[Data entries]
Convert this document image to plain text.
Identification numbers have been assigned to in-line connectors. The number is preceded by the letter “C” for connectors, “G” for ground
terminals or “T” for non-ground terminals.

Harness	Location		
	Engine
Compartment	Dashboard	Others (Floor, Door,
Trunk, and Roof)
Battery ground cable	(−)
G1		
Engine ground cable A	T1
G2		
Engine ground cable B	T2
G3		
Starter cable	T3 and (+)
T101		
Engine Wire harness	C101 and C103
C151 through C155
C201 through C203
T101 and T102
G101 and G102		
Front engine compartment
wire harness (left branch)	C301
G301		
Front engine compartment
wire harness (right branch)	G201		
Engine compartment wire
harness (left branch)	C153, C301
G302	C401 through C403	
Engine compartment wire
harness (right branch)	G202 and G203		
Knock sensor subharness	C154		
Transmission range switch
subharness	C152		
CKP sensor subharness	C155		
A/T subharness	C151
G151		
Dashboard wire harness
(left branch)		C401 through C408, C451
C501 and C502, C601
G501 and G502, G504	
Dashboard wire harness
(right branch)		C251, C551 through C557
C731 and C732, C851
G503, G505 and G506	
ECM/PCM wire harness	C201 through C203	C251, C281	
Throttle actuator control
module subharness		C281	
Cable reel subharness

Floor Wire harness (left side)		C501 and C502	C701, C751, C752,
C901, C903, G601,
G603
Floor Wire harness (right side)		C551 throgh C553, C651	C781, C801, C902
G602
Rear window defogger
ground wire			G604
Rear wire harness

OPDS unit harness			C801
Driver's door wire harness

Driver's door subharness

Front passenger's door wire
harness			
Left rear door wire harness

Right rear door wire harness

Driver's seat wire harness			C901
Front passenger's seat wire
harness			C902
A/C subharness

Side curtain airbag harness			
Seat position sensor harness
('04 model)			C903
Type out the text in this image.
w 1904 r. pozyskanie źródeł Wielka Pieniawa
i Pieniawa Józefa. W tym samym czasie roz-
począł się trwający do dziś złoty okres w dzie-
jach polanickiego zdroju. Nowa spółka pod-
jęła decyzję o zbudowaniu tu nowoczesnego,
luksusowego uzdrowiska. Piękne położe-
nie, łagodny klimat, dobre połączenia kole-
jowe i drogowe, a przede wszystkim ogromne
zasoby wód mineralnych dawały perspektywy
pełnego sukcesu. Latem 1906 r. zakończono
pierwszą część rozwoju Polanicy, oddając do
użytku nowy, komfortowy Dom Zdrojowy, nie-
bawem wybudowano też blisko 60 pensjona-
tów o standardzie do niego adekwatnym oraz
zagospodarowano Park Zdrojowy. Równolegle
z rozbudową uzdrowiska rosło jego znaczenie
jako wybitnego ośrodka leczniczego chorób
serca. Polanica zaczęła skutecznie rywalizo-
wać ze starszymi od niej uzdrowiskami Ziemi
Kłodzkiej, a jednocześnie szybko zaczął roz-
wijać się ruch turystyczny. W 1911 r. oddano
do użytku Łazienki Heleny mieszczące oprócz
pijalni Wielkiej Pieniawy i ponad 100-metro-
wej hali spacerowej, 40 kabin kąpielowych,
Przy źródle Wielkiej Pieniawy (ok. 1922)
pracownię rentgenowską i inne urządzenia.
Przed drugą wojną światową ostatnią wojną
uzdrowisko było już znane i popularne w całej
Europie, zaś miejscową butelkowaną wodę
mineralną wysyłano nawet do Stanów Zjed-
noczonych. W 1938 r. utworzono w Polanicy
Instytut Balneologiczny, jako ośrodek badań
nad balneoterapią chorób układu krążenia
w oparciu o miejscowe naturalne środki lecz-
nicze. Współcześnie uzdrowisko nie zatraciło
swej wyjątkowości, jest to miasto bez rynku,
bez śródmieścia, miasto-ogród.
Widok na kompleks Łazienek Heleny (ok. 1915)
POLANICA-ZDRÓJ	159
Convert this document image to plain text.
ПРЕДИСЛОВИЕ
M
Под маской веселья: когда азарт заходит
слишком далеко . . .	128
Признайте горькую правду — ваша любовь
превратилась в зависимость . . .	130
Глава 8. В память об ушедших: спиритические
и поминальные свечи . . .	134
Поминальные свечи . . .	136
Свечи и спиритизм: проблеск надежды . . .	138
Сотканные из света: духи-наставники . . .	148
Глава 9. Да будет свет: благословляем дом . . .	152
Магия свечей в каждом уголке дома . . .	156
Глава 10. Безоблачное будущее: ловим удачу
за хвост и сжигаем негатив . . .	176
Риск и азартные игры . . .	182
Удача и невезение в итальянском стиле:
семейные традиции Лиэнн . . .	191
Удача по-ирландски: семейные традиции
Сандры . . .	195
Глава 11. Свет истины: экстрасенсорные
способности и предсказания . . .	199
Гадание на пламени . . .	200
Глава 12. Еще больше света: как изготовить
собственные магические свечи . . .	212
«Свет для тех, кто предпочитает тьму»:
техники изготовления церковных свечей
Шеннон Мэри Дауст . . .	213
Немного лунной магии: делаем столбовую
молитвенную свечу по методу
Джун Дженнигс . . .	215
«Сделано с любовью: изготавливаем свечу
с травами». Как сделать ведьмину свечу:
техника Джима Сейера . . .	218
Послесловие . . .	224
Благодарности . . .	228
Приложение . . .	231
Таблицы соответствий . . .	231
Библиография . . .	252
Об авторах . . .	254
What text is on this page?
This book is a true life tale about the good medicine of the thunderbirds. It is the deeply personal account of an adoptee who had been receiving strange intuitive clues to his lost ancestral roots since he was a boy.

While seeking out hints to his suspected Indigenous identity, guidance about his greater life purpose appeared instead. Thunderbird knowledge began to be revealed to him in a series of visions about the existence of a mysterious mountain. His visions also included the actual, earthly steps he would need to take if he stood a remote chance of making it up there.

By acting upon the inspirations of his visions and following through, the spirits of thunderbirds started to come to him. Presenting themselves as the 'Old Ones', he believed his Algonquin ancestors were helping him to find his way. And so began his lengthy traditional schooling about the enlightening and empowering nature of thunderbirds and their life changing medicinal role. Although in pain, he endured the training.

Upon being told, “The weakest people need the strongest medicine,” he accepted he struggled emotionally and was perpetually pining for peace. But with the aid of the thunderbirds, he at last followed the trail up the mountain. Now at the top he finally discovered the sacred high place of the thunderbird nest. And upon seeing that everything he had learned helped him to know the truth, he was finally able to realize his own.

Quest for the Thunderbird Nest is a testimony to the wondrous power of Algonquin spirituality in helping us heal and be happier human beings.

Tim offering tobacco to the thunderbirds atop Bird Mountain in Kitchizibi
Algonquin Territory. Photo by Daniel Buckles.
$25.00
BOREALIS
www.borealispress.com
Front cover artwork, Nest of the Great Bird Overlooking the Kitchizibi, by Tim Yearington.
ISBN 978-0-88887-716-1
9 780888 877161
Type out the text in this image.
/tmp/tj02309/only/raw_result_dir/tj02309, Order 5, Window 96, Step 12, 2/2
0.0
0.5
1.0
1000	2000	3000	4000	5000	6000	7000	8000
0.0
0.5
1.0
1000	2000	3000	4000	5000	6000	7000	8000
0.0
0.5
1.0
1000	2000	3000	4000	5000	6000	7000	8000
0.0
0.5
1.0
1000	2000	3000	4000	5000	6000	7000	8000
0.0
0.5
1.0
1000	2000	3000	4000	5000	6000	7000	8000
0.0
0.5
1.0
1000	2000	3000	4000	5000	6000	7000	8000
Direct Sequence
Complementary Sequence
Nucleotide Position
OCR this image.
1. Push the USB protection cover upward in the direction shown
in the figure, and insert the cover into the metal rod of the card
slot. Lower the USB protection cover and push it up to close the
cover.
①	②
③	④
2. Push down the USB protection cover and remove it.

→ **Directive**
Everything in the listing above should be restated exactly.

→ **Output**
Convert this document image to plain text.
Identification numbers have been assigned to in-line connectors. The number is preceded by the letter “C” for connectors, “G” for ground
terminals or “T” for non-ground terminals.

Harness	Location		
	Engine
Compartment	Dashboard	Others (Floor, Door,
Trunk, and Roof)
Battery ground cable	(−)
G1		
Engine ground cable A	T1
G2		
Engine ground cable B	T2
G3		
Starter cable	T3 and (+)
T101		
Engine Wire harness	C101 and C103
C151 through C155
C201 through C203
T101 and T102
G101 and G102		
Front engine compartment
wire harness (left branch)	C301
G301		
Front engine compartment
wire harness (right branch)	G201		
Engine compartment wire
harness (left branch)	C153, C301
G302	C401 through C403	
Engine compartment wire
harness (right branch)	G202 and G203		
Knock sensor subharness	C154		
Transmission range switch
subharness	C152		
CKP sensor subharness	C155		
A/T subharness	C151
G151		
Dashboard wire harness
(left branch)		C401 through C408, C451
C501 and C502, C601
G501 and G502, G504	
Dashboard wire harness
(right branch)		C251, C551 through C557
C731 and C732, C851
G503, G505 and G506	
ECM/PCM wire harness	C201 through C203	C251, C281	
Throttle actuator control
module subharness		C281	
Cable reel subharness

Floor Wire harness (left side)		C501 and C502	C701, C751, C752,
C901, C903, G601,
G603
Floor Wire harness (right side)		C551 throgh C553, C651	C781, C801, C902
G602
Rear window defogger
ground wire			G604
Rear wire harness

OPDS unit harness			C801
Driver's door wire harness

Driver's door subharness

Front passenger's door wire
harness			
Left rear door wire harness

Right rear door wire harness

Driver's seat wire harness			C901
Front passenger's seat wire
harness			C902
A/C subharness

Side curtain airbag harness			
Seat position sensor harness
('04 model)			C903
Type out the text in this image.
w 1904 r. pozyskanie źródeł Wielka Pieniawa
i Pieniawa Józefa. W tym samym czasie roz-
począł się trwający do dziś złoty okres w dzie-
jach polanickiego zdroju. Nowa spółka pod-
jęła decyzję o zbudowaniu tu nowoczesnego,
luksusowego uzdrowiska. Piękne położe-
nie, łagodny klimat, dobre połączenia kole-
jowe i drogowe, a przede wszystkim ogromne
zasoby wód mineralnych dawały perspektywy
pełnego sukcesu. Latem 1906 r. zakończono
pierwszą część rozwoju Polanicy, oddając do
użytku nowy, komfortowy Dom Zdrojowy, nie-
bawem wybudowano też blisko 60 pensjona-
tów o standardzie do niego adekwatnym oraz
zagospodarowano Park Zdrojowy. Równolegle
z rozbudową uzdrowiska rosło jego znaczenie
jako wybitnego ośrodka leczniczego chorób
serca. Polanica zaczęła skutecznie rywalizo-
wać ze starszymi od niej uzdrowiskami Ziemi
Kłodzkiej, a jednocześnie szybko zaczął roz-
wijać się ruch turystyczny. W 1911 r. oddano
do użytku Łazienki Heleny mieszczące oprócz
pijalni Wielkiej Pieniawy i ponad 100-metro-
wej hali spacerowej, 40 kabin kąpielowych,
Przy źródle Wielkiej Pieniawy (ok. 1922)
pracownię rentgenowską i inne urządzenia.
Przed drugą wojną światową ostatnią wojną
uzdrowisko było już znane i popularne w całej
Europie, zaś miejscową butelkowaną wodę
mineralną wysyłano nawet do Stanów Zjed-
noczonych. W 1938 r. utworzono w Polanicy
Instytut Balneologiczny, jako ośrodek badań
nad balneoterapią chorób układu krążenia
w oparciu o miejscowe naturalne środki lecz-
nicze. Współcześnie uzdrowisko nie zatraciło
swej wyjątkowości, jest to miasto bez rynku,
bez śródmieścia, miasto-ogród.
Widok na kompleks Łazienek Heleny (ok. 1915)
POLANICA-ZDRÓJ	159
Convert this document image to plain text.
ПРЕДИСЛОВИЕ
M
Под маской веселья: когда азарт заходит
слишком далеко . . .	128
Признайте горькую правду — ваша любовь
превратилась в зависимость . . .	130
Глава 8. В память об ушедших: спиритические
и поминальные свечи . . .	134
Поминальные свечи . . .	136
Свечи и спиритизм: проблеск надежды . . .	138
Сотканные из света: духи-наставники . . .	148
Глава 9. Да будет свет: благословляем дом . . .	152
Магия свечей в каждом уголке дома . . .	156
Глава 10. Безоблачное будущее: ловим удачу
за хвост и сжигаем негатив . . .	176
Риск и азартные игры . . .	182
Удача и невезение в итальянском стиле:
семейные традиции Лиэнн . . .	191
Удача по-ирландски: семейные традиции
Сандры . . .	195
Глава 11. Свет истины: экстрасенсорные
способности и предсказания . . .	199
Гадание на пламени . . .	200
Глава 12. Еще больше света: как изготовить
собственные магические свечи . . .	212
«Свет для тех, кто предпочитает тьму»:
техники изготовления церковных свечей
Шеннон Мэри Дауст . . .	213
Немного лунной магии: делаем столбовую
молитвенную свечу по методу
Джун Дженнигс . . .	215
«Сделано с любовью: изготавливаем свечу
с травами». Как сделать ведьмину свечу:
техника Джима Сейера . . .	218
Послесловие . . .	224
Благодарности . . .	228
Приложение . . .	231
Таблицы соответствий . . .	231
Библиография . . .	252
Об авторах . . .	254
What text is on this page?
This book is a true life tale about the good medicine of the thunderbirds. It is the deeply personal account of an adoptee who had been receiving strange intuitive clues to his lost ancestral roots since he was a boy.

While seeking out hints to his suspected Indigenous identity, guidance about his greater life purpose appeared instead. Thunderbird knowledge began to be revealed to him in a series of visions about the existence of a mysterious mountain. His visions also included the actual, earthly steps he would need to take if he stood a remote chance of making it up there.

By acting upon the inspirations of his visions and following through, the spirits of thunderbirds started to come to him. Presenting themselves as the 'Old Ones', he believed his Algonquin ancestors were helping him to find his way. And so began his lengthy traditional schooling about the enlightening and empowering nature of thunderbirds and their life changing medicinal role. Although in pain, he endured the training.

Upon being told, “The weakest people need the strongest medicine,” he accepted he struggled emotionally and was perpetually pining for peace. But with the aid of the thunderbirds, he at last followed the trail up the mountain. Now at the top he finally discovered the sacred high place of the thunderbird nest. And upon seeing that everything he had learned helped him to know the truth, he was finally able to realize his own.

Quest for the Thunderbird Nest is a testimony to the wondrous power of Algonquin spirituality in helping us heal and be happier human beings.

Tim offering tobacco to the thunderbirds atop Bird Mountain in Kitchizibi
Algonquin Territory. Photo by Daniel Buckles.
$25.00
BOREALIS
www.borealispress.com
Front cover artwork, Nest of the Great Bird Overlooking the Kitchizibi, by Tim Yearington.
ISBN 978-0-88887-716-1
9 780888 877161
Type out the text in this image.
/tmp/tj02309/only/raw_result_dir/tj02309, Order 5, Window 96, Step 12, 2/2
0.0
0.5
1.0
1000	2000	3000	4000	5000	6000	7000	8000
0.0
0.5
1.0
1000	2000	3000	4000	5000	6000	7000	8000
0.0
0.5
1.0
1000	2000	3000	4000	5000	6000	7000	8000
0.0
0.5
1.0
1000	2000	3000	4000	5000	6000	7000	8000
0.0
0.5
1.0
1000	2000	3000	4000	5000	6000	7000	8000
0.0
0.5
1.0
1000	2000	3000	4000	5000	6000	7000	8000
Direct Sequence
Complementary Sequence
Nucleotide Position
OCR this image.
1. Push the USB protection cover upward in the direction shown
in the figure, and insert the cover into the metal rod of the card
slot. Lower the USB protection cover and push it up to close the
cover.
①	②
③	④
2. Push down the USB protection cover and remove it.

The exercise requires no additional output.